> Task instructions
Going through the material below, please gather all lines with the word "áramkörök" in them.
[START Data supplied]
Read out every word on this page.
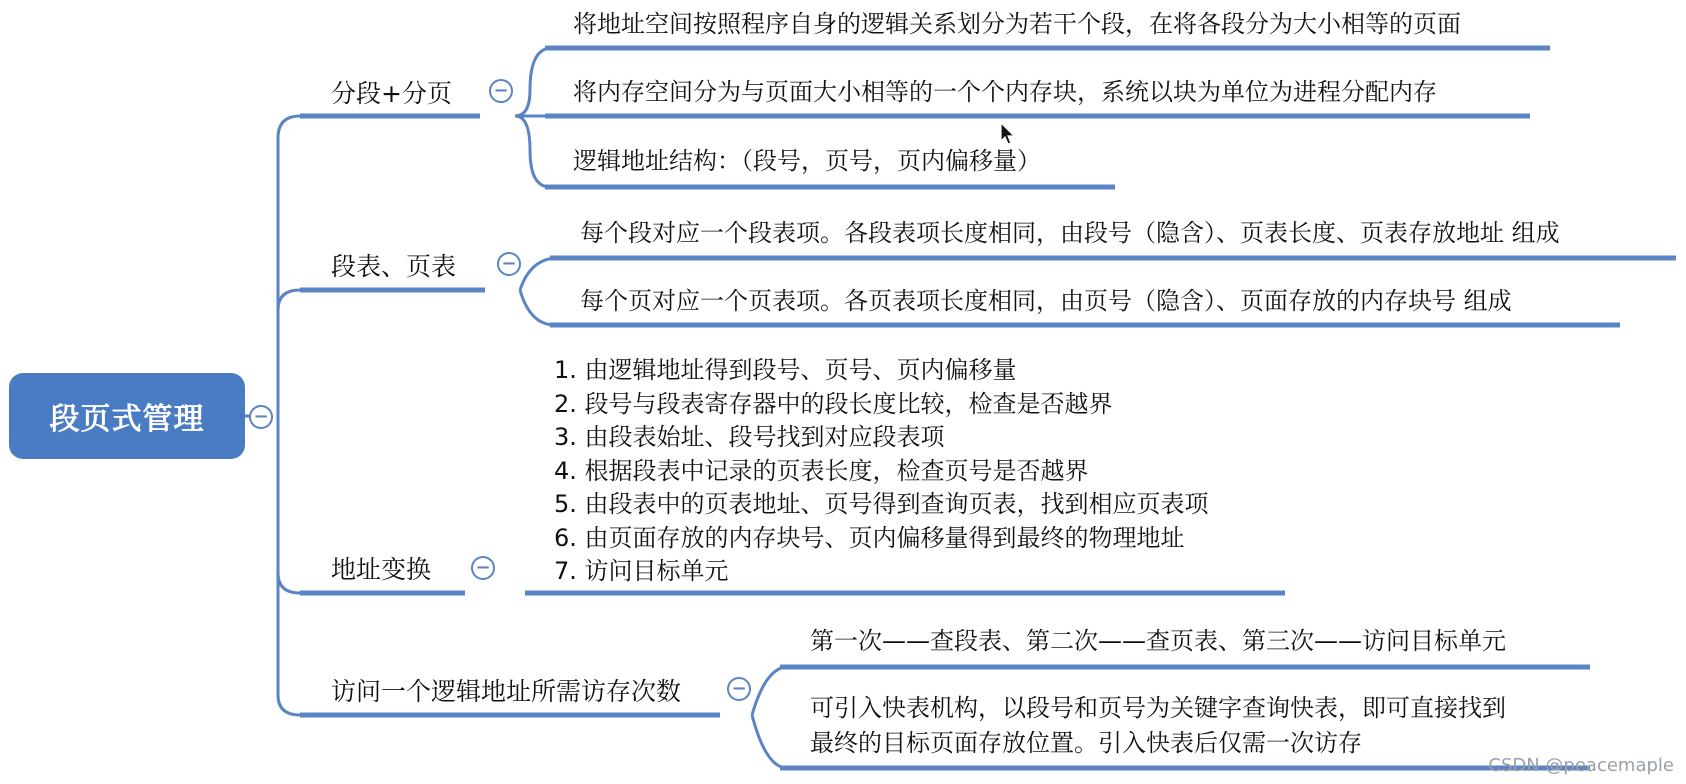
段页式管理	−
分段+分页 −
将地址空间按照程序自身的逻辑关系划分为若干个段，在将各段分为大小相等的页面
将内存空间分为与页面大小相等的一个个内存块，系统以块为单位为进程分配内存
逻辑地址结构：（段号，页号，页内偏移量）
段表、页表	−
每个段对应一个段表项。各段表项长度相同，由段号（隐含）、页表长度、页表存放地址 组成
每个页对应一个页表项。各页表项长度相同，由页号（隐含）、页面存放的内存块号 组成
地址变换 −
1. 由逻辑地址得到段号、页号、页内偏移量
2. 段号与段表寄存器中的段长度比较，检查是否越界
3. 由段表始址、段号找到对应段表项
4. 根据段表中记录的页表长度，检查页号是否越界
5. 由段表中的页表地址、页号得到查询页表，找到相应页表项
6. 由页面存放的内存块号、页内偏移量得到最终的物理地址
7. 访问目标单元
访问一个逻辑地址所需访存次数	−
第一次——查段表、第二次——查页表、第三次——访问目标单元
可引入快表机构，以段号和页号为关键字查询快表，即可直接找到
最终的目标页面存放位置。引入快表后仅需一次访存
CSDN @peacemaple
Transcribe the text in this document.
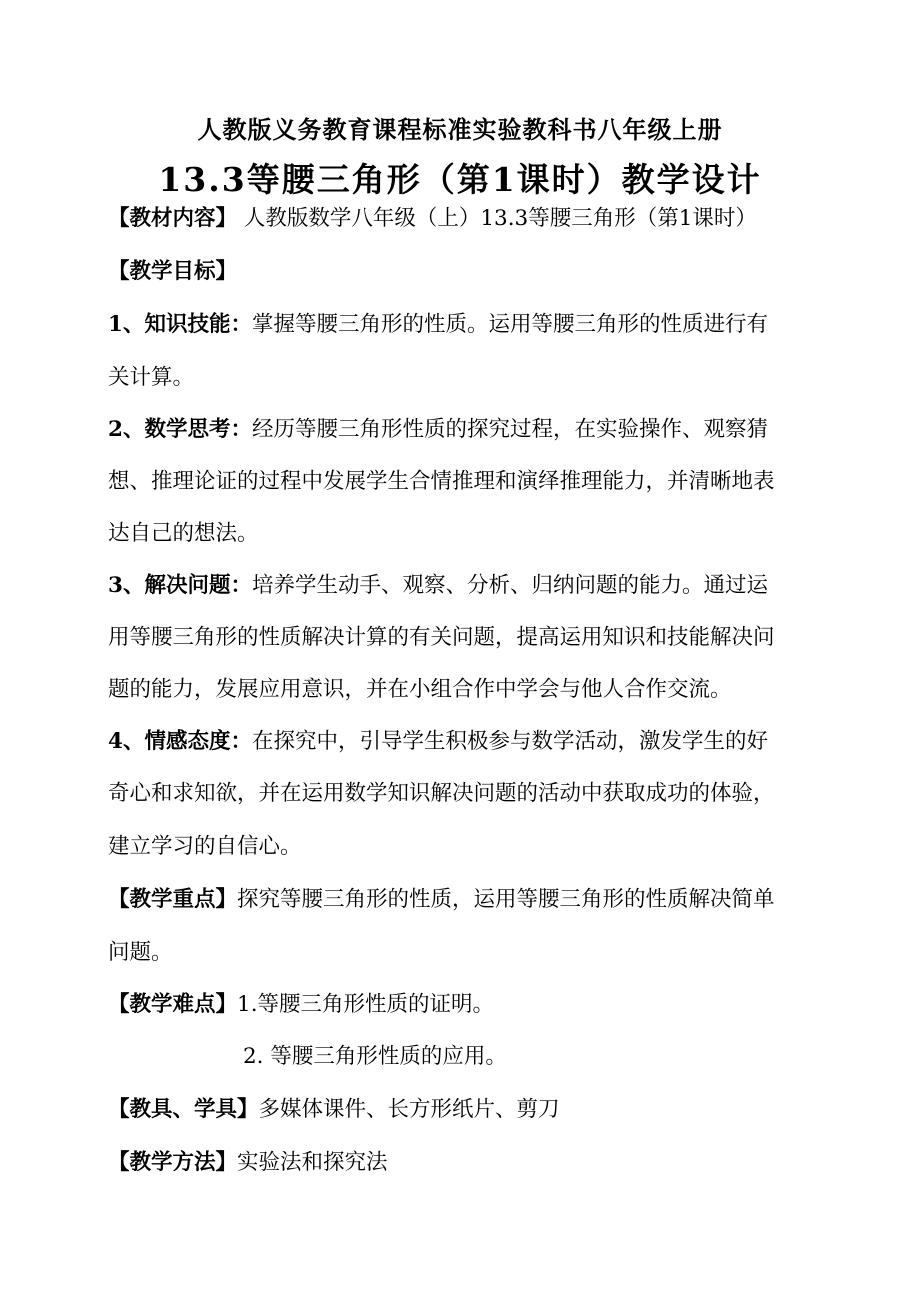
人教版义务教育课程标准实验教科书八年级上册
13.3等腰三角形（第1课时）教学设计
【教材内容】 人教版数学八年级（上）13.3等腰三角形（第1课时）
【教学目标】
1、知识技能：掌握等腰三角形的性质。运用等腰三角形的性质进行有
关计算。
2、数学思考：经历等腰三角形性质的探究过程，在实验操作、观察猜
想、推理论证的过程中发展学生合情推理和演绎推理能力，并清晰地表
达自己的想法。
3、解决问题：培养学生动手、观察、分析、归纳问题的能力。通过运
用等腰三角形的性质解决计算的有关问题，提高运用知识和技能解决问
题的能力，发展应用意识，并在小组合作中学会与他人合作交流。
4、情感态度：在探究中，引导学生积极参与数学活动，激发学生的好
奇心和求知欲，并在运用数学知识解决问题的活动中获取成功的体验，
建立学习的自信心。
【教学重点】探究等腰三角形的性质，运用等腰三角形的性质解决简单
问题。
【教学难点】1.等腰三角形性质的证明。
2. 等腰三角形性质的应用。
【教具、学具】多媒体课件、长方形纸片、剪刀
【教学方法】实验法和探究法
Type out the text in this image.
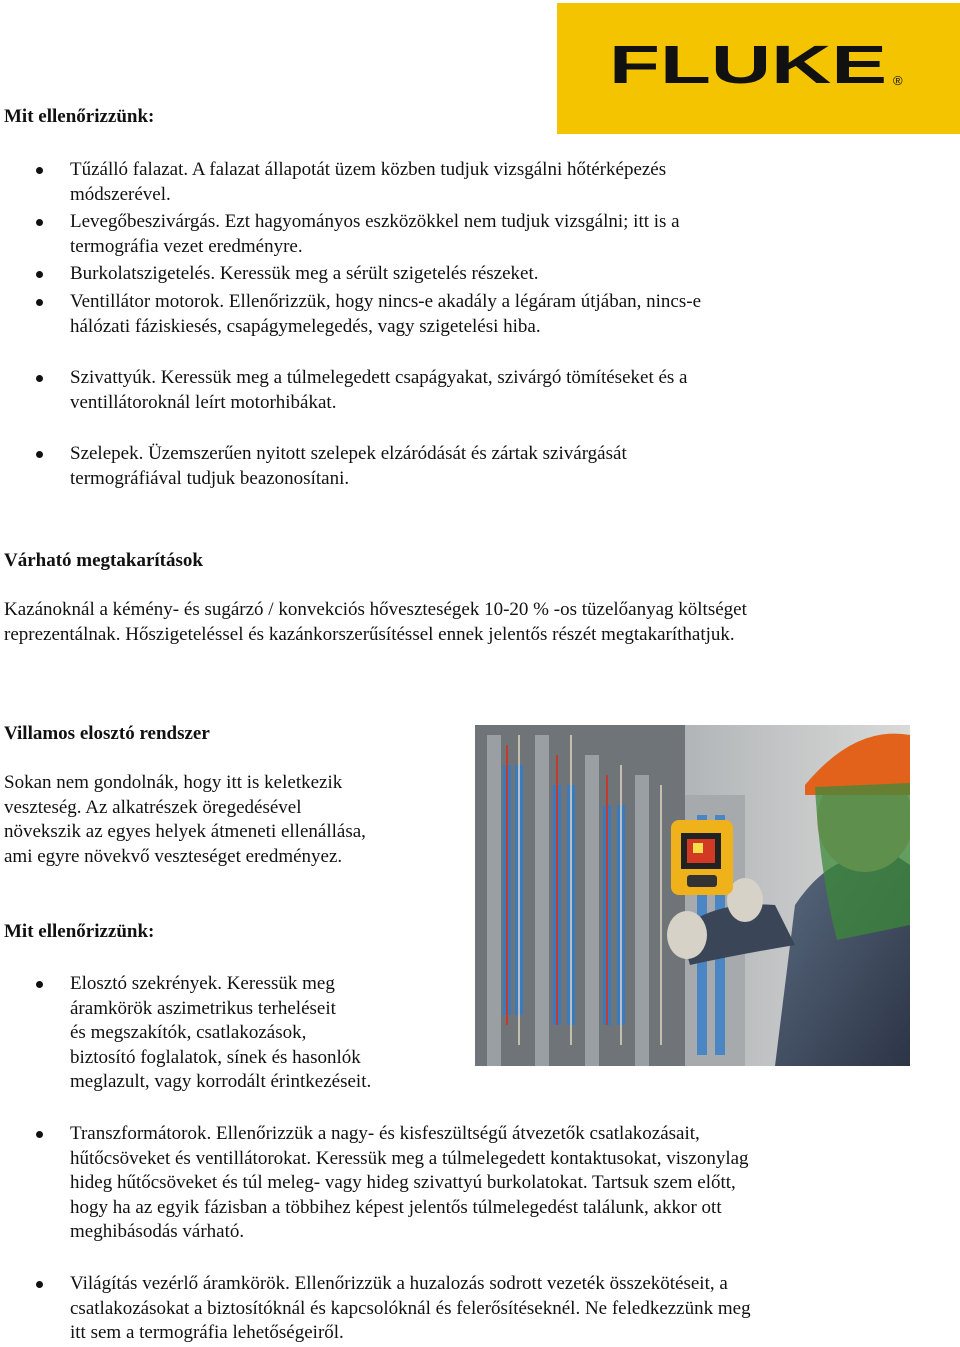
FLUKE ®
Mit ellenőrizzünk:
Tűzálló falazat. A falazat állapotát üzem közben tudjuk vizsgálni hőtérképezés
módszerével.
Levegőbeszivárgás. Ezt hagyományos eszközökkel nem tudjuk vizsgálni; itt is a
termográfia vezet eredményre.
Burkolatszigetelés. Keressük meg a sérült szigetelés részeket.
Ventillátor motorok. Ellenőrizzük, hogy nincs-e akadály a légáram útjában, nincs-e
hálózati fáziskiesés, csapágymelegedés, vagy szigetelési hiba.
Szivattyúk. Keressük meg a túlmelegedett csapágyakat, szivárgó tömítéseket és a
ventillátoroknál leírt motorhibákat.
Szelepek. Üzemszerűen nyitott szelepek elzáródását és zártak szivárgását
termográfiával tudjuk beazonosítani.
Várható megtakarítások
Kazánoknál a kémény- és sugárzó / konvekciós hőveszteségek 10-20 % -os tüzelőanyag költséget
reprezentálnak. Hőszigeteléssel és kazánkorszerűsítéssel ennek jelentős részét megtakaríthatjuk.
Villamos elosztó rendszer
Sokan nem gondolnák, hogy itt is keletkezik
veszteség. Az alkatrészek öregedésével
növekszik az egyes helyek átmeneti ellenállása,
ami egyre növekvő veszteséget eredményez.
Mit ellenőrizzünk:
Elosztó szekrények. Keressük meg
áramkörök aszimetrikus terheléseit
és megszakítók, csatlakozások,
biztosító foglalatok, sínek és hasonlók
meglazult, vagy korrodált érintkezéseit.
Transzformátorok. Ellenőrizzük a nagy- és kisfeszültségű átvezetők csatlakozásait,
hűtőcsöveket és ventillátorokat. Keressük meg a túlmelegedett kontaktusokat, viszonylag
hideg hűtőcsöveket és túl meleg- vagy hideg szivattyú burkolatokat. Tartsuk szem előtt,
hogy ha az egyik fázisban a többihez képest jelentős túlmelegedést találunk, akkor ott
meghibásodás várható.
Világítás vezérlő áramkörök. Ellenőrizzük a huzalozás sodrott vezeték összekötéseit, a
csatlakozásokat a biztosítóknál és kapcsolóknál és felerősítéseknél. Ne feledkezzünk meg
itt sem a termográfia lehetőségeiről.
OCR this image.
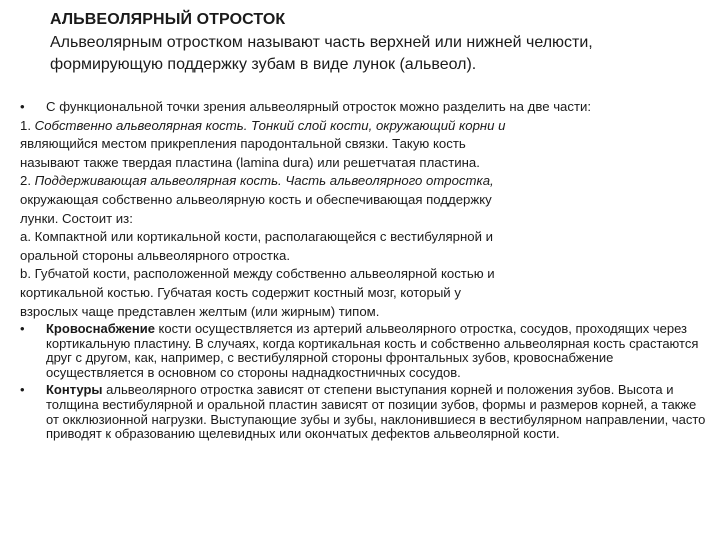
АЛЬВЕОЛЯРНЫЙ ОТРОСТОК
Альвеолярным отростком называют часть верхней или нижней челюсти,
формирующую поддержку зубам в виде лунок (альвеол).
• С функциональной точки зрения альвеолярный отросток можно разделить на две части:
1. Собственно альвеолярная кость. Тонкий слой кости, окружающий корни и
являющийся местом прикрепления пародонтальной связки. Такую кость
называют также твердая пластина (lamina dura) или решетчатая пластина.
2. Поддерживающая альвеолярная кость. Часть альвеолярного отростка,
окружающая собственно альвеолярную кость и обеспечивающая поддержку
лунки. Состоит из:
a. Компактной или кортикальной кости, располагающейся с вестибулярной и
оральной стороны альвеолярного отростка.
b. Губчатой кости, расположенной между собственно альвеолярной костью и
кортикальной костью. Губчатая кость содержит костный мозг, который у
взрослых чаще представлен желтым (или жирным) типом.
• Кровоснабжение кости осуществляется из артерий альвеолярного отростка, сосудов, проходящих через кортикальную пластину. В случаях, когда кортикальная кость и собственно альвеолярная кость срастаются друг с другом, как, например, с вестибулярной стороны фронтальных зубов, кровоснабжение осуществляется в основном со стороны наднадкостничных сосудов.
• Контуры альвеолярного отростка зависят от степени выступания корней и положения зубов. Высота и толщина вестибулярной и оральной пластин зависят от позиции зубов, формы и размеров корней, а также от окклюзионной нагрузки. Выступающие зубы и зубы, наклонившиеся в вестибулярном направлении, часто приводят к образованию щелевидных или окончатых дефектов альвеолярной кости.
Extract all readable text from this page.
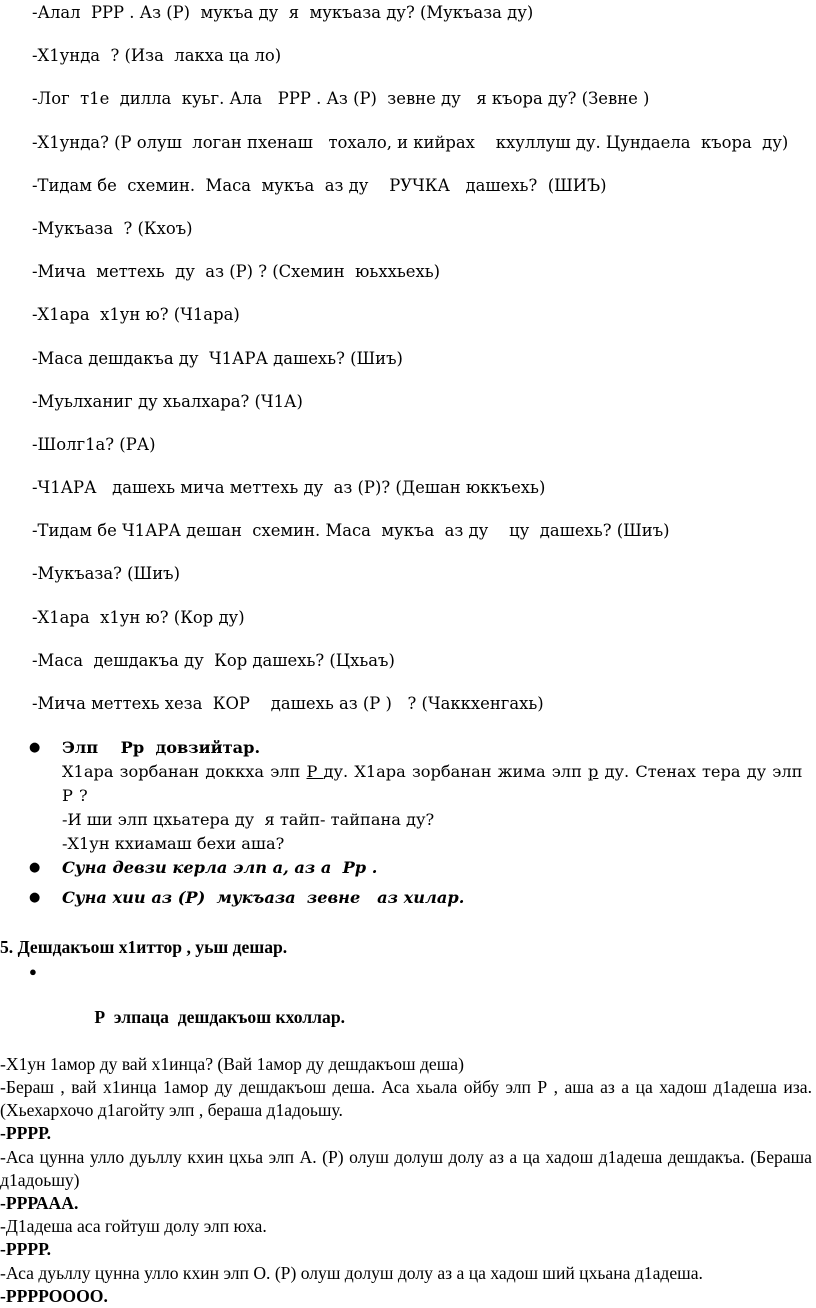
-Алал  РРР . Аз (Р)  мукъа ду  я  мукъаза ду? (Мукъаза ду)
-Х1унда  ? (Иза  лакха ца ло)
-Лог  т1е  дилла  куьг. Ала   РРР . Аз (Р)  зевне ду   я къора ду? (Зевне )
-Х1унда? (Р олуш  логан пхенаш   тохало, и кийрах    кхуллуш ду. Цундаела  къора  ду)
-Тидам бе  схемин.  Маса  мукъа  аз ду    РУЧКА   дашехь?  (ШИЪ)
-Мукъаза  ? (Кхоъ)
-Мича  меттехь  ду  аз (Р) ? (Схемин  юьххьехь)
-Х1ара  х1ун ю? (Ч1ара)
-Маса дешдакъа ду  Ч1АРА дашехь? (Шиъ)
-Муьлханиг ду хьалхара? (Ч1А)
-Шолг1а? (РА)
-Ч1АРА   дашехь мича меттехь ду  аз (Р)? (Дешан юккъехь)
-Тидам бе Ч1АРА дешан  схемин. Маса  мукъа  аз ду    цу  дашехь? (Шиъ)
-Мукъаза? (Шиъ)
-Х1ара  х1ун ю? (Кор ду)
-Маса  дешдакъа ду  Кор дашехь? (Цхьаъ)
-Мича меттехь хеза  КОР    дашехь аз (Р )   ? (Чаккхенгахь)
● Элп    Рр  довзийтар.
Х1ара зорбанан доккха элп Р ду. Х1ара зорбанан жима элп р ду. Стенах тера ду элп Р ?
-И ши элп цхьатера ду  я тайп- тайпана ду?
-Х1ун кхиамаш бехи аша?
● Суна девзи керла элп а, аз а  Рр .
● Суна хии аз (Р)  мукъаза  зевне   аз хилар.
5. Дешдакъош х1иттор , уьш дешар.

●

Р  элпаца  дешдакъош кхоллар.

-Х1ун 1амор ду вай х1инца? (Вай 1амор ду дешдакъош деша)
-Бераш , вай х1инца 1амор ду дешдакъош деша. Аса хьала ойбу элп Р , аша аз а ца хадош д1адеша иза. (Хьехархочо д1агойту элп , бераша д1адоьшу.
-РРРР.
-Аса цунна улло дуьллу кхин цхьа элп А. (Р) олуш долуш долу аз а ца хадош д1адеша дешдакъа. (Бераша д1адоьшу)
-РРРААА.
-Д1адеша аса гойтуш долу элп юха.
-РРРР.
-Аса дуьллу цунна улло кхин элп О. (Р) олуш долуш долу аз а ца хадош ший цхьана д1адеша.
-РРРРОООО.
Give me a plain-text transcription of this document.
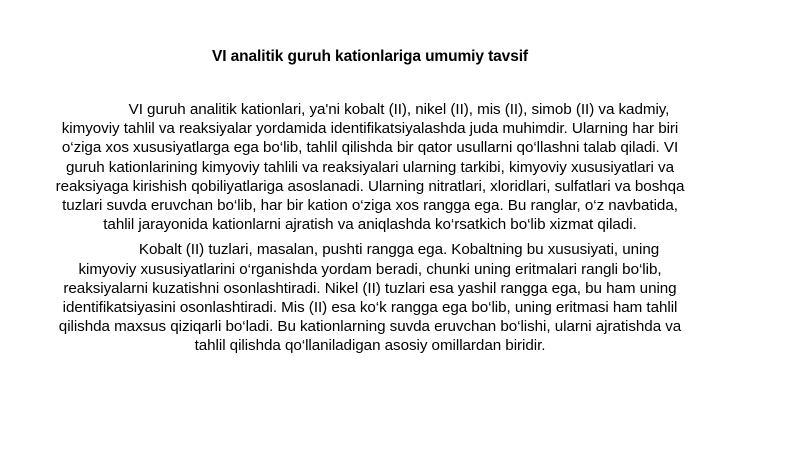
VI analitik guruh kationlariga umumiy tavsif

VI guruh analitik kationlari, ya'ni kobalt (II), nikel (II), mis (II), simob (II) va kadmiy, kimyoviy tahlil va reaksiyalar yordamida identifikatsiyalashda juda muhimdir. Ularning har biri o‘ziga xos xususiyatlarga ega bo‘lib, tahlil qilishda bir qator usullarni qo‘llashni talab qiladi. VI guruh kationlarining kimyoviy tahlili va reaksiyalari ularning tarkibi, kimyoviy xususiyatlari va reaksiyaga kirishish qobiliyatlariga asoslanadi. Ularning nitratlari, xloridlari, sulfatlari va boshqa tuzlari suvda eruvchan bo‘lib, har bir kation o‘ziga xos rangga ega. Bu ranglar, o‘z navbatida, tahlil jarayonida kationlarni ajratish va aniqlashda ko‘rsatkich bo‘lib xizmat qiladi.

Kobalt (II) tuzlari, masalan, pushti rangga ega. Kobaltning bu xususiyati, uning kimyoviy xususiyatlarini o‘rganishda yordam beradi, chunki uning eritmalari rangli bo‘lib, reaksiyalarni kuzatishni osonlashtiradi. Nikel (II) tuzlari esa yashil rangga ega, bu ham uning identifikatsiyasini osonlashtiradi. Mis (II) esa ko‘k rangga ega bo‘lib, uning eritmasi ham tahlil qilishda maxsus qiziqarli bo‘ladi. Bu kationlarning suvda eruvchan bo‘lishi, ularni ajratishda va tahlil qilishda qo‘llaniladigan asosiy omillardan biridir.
[END Data supplied]
> Problem solution
áramkörök aszimetrikus terheléseit
Világítás vezérlő áramkörök. Ellenőrizzük a huzalozás sodrott vezeték összekötéseit, a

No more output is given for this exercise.